**Supplied data:**
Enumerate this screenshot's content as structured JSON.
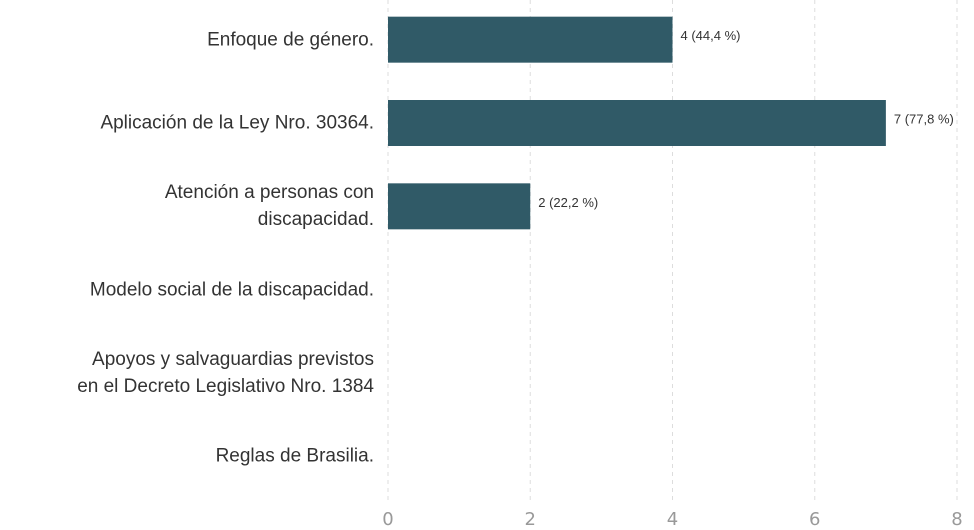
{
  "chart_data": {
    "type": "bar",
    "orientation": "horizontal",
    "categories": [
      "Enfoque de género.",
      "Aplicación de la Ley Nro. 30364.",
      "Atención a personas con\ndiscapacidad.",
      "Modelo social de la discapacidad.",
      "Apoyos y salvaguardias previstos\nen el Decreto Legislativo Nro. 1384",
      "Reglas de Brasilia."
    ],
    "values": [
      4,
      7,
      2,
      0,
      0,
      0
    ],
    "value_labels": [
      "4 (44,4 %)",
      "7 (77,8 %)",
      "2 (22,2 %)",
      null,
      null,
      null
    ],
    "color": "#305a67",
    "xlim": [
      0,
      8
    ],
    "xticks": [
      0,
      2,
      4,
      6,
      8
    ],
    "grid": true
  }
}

--

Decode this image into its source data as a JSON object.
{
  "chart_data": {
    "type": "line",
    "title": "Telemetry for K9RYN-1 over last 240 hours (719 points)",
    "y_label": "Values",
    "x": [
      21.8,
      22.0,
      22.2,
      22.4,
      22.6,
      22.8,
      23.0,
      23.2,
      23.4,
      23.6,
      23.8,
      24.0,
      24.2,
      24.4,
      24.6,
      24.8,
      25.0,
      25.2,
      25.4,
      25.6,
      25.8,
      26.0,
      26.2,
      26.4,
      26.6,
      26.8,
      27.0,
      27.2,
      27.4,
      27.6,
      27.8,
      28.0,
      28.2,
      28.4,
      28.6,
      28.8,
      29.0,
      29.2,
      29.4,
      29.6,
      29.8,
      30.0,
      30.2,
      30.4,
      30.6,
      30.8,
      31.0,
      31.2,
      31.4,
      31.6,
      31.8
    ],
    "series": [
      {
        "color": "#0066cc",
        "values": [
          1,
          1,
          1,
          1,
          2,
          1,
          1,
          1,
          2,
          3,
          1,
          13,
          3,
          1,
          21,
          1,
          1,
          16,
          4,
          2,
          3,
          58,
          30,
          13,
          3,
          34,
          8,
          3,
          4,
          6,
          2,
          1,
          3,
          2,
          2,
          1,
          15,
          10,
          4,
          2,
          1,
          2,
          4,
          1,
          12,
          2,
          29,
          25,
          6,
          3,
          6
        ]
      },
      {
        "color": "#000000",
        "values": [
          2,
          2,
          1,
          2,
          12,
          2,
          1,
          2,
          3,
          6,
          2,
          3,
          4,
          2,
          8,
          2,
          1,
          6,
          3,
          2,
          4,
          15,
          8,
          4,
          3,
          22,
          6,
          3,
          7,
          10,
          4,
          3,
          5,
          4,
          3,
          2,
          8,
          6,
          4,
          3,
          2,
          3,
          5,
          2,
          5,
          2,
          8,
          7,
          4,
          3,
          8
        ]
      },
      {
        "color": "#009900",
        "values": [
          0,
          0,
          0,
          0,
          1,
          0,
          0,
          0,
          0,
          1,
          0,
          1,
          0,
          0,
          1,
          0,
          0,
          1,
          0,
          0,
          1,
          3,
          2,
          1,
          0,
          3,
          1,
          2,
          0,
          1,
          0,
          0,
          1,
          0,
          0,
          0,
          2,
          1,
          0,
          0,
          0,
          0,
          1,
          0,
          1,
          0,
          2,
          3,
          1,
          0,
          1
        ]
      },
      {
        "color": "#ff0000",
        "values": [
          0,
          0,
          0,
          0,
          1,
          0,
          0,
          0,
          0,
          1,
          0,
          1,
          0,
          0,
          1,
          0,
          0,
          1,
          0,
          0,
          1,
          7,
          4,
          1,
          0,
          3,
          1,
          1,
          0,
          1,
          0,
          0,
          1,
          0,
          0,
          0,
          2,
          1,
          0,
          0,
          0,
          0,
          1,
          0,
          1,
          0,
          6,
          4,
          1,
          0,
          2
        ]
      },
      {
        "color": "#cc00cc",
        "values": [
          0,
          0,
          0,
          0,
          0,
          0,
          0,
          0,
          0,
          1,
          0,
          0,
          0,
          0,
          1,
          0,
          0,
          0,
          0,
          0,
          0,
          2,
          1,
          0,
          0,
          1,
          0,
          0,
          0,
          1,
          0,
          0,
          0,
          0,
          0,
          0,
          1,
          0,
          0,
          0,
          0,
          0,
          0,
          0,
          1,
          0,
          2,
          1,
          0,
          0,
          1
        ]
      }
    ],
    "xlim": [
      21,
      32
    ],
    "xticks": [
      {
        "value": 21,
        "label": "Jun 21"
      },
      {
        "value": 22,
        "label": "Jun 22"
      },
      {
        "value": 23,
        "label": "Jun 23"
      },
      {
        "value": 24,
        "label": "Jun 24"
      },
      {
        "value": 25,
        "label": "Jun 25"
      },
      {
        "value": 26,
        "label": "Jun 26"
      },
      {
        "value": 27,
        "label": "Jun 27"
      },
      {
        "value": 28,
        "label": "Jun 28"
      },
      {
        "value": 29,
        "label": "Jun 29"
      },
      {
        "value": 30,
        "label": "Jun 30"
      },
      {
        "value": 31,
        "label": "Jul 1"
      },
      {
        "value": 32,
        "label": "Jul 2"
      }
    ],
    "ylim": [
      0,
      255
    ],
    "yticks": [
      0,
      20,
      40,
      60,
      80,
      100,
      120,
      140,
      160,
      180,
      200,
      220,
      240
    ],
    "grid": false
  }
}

**To be done:** Copy all lines from the material that hold "color".

**Full answer:**
    "color": "#305a67",
        "color": "#0066cc",
        "color": "#000000",
        "color": "#009900",
        "color": "#ff0000",
        "color": "#cc00cc",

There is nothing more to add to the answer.